*** Records ***

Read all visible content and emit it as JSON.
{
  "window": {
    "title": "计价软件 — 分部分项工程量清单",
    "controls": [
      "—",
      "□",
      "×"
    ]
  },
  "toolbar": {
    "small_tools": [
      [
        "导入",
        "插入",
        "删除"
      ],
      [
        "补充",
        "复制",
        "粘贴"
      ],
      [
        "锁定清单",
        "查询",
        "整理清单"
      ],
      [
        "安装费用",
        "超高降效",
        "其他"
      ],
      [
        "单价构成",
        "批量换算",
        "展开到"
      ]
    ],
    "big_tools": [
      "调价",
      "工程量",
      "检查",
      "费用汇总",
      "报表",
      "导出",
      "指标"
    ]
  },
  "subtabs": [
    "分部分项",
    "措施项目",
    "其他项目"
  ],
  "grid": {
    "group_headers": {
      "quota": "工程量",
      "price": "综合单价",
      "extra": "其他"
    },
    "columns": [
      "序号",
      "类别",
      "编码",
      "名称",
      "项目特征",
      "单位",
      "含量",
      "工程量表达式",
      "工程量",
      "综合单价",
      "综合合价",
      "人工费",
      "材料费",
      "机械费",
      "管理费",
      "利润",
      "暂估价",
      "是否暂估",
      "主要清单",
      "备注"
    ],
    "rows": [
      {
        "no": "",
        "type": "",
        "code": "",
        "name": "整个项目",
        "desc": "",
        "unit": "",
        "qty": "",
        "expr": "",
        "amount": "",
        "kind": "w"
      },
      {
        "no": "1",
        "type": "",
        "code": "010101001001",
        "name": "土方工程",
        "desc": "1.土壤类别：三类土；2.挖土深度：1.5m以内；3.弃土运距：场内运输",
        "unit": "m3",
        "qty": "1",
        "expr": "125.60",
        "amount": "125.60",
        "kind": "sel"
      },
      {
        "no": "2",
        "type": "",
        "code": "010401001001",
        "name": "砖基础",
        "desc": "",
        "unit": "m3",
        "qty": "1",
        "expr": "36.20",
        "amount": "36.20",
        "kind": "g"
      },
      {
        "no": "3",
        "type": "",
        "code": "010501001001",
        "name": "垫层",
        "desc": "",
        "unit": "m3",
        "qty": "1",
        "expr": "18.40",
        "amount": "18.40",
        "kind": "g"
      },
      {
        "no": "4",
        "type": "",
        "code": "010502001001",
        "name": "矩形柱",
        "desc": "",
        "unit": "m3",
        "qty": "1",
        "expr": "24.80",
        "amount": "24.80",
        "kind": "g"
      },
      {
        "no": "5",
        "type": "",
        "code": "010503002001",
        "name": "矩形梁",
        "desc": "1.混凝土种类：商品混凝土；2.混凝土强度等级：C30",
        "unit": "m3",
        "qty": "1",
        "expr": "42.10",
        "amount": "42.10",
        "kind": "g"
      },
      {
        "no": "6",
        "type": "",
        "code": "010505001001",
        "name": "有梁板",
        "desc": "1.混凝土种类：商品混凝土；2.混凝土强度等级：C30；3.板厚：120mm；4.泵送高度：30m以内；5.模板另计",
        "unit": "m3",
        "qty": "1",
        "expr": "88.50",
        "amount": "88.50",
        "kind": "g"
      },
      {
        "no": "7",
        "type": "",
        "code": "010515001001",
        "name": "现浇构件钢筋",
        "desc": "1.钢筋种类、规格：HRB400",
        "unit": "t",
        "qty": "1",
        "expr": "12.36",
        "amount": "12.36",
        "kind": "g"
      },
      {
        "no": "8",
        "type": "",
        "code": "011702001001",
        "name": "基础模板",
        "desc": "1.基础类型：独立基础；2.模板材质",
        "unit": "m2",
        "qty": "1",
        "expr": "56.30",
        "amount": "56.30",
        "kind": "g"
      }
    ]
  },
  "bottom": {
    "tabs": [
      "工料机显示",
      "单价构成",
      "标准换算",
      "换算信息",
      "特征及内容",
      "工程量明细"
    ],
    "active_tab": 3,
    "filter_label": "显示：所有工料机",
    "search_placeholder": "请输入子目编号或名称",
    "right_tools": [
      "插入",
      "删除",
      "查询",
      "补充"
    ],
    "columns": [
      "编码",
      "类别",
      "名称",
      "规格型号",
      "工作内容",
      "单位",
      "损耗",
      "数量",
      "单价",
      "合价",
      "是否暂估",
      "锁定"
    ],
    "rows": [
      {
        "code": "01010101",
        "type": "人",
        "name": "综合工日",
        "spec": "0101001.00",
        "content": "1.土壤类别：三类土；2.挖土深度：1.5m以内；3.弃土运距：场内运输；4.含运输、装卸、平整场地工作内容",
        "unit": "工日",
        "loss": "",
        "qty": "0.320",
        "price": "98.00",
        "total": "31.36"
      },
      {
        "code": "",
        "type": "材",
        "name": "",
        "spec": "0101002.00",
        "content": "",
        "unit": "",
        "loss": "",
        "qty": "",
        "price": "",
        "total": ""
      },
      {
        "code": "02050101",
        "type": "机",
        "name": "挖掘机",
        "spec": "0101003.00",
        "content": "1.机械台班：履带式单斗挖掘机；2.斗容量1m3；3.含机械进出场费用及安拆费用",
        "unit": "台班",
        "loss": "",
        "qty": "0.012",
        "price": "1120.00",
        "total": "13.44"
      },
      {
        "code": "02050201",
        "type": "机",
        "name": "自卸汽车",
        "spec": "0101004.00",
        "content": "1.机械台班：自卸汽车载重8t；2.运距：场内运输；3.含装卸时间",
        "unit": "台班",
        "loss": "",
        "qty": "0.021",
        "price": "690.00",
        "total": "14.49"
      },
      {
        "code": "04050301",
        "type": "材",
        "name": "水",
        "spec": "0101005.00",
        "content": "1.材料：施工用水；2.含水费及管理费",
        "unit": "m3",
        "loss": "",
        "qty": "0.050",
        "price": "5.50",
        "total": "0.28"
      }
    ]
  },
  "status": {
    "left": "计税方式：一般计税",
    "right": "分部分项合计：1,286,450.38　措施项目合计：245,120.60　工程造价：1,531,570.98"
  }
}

***

Objective>
Retype each record exactly, leaving nothing out.

Task result>
Read all visible content and emit it as JSON.
{
  "window": {
    "title": "计价软件 — 分部分项工程量清单",
    "controls": [
      "—",
      "□",
      "×"
    ]
  },
  "toolbar": {
    "small_tools": [
      [
        "导入",
        "插入",
        "删除"
      ],
      [
        "补充",
        "复制",
        "粘贴"
      ],
      [
        "锁定清单",
        "查询",
        "整理清单"
      ],
      [
        "安装费用",
        "超高降效",
        "其他"
      ],
      [
        "单价构成",
        "批量换算",
        "展开到"
      ]
    ],
    "big_tools": [
      "调价",
      "工程量",
      "检查",
      "费用汇总",
      "报表",
      "导出",
      "指标"
    ]
  },
  "subtabs": [
    "分部分项",
    "措施项目",
    "其他项目"
  ],
  "grid": {
    "group_headers": {
      "quota": "工程量",
      "price": "综合单价",
      "extra": "其他"
    },
    "columns": [
      "序号",
      "类别",
      "编码",
      "名称",
      "项目特征",
      "单位",
      "含量",
      "工程量表达式",
      "工程量",
      "综合单价",
      "综合合价",
      "人工费",
      "材料费",
      "机械费",
      "管理费",
      "利润",
      "暂估价",
      "是否暂估",
      "主要清单",
      "备注"
    ],
    "rows": [
      {
        "no": "",
        "type": "",
        "code": "",
        "name": "整个项目",
        "desc": "",
        "unit": "",
        "qty": "",
        "expr": "",
        "amount": "",
        "kind": "w"
      },
      {
        "no": "1",
        "type": "",
        "code": "010101001001",
        "name": "土方工程",
        "desc": "1.土壤类别：三类土；2.挖土深度：1.5m以内；3.弃土运距：场内运输",
        "unit": "m3",
        "qty": "1",
        "expr": "125.60",
        "amount": "125.60",
        "kind": "sel"
      },
      {
        "no": "2",
        "type": "",
        "code": "010401001001",
        "name": "砖基础",
        "desc": "",
        "unit": "m3",
        "qty": "1",
        "expr": "36.20",
        "amount": "36.20",
        "kind": "g"
      },
      {
        "no": "3",
        "type": "",
        "code": "010501001001",
        "name": "垫层",
        "desc": "",
        "unit": "m3",
        "qty": "1",
        "expr": "18.40",
        "amount": "18.40",
        "kind": "g"
      },
      {
        "no": "4",
        "type": "",
        "code": "010502001001",
        "name": "矩形柱",
        "desc": "",
        "unit": "m3",
        "qty": "1",
        "expr": "24.80",
        "amount": "24.80",
        "kind": "g"
      },
      {
        "no": "5",
        "type": "",
        "code": "010503002001",
        "name": "矩形梁",
        "desc": "1.混凝土种类：商品混凝土；2.混凝土强度等级：C30",
        "unit": "m3",
        "qty": "1",
        "expr": "42.10",
        "amount": "42.10",
        "kind": "g"
      },
      {
        "no": "6",
        "type": "",
        "code": "010505001001",
        "name": "有梁板",
        "desc": "1.混凝土种类：商品混凝土；2.混凝土强度等级：C30；3.板厚：120mm；4.泵送高度：30m以内；5.模板另计",
        "unit": "m3",
        "qty": "1",
        "expr": "88.50",
        "amount": "88.50",
        "kind": "g"
      },
      {
        "no": "7",
        "type": "",
        "code": "010515001001",
        "name": "现浇构件钢筋",
        "desc": "1.钢筋种类、规格：HRB400",
        "unit": "t",
        "qty": "1",
        "expr": "12.36",
        "amount": "12.36",
        "kind": "g"
      },
      {
        "no": "8",
        "type": "",
        "code": "011702001001",
        "name": "基础模板",
        "desc": "1.基础类型：独立基础；2.模板材质",
        "unit": "m2",
        "qty": "1",
        "expr": "56.30",
        "amount": "56.30",
        "kind": "g"
      }
    ]
  },
  "bottom": {
    "tabs": [
      "工料机显示",
      "单价构成",
      "标准换算",
      "换算信息",
      "特征及内容",
      "工程量明细"
    ],
    "active_tab": 3,
    "filter_label": "显示：所有工料机",
    "search_placeholder": "请输入子目编号或名称",
    "right_tools": [
      "插入",
      "删除",
      "查询",
      "补充"
    ],
    "columns": [
      "编码",
      "类别",
      "名称",
      "规格型号",
      "工作内容",
      "单位",
      "损耗",
      "数量",
      "单价",
      "合价",
      "是否暂估",
      "锁定"
    ],
    "rows": [
      {
        "code": "01010101",
        "type": "人",
        "name": "综合工日",
        "spec": "0101001.00",
        "content": "1.土壤类别：三类土；2.挖土深度：1.5m以内；3.弃土运距：场内运输；4.含运输、装卸、平整场地工作内容",
        "unit": "工日",
        "loss": "",
        "qty": "0.320",
        "price": "98.00",
        "total": "31.36"
      },
      {
        "code": "",
        "type": "材",
        "name": "",
        "spec": "0101002.00",
        "content": "",
        "unit": "",
        "loss": "",
        "qty": "",
        "price": "",
        "total": ""
      },
      {
        "code": "02050101",
        "type": "机",
        "name": "挖掘机",
        "spec": "0101003.00",
        "content": "1.机械台班：履带式单斗挖掘机；2.斗容量1m3；3.含机械进出场费用及安拆费用",
        "unit": "台班",
        "loss": "",
        "qty": "0.012",
        "price": "1120.00",
        "total": "13.44"
      },
      {
        "code": "02050201",
        "type": "机",
        "name": "自卸汽车",
        "spec": "0101004.00",
        "content": "1.机械台班：自卸汽车载重8t；2.运距：场内运输；3.含装卸时间",
        "unit": "台班",
        "loss": "",
        "qty": "0.021",
        "price": "690.00",
        "total": "14.49"
      },
      {
        "code": "04050301",
        "type": "材",
        "name": "水",
        "spec": "0101005.00",
        "content": "1.材料：施工用水；2.含水费及管理费",
        "unit": "m3",
        "loss": "",
        "qty": "0.050",
        "price": "5.50",
        "total": "0.28"
      }
    ]
  },
  "status": {
    "left": "计税方式：一般计税",
    "right": "分部分项合计：1,286,450.38　措施项目合计：245,120.60　工程造价：1,531,570.98"
  }
}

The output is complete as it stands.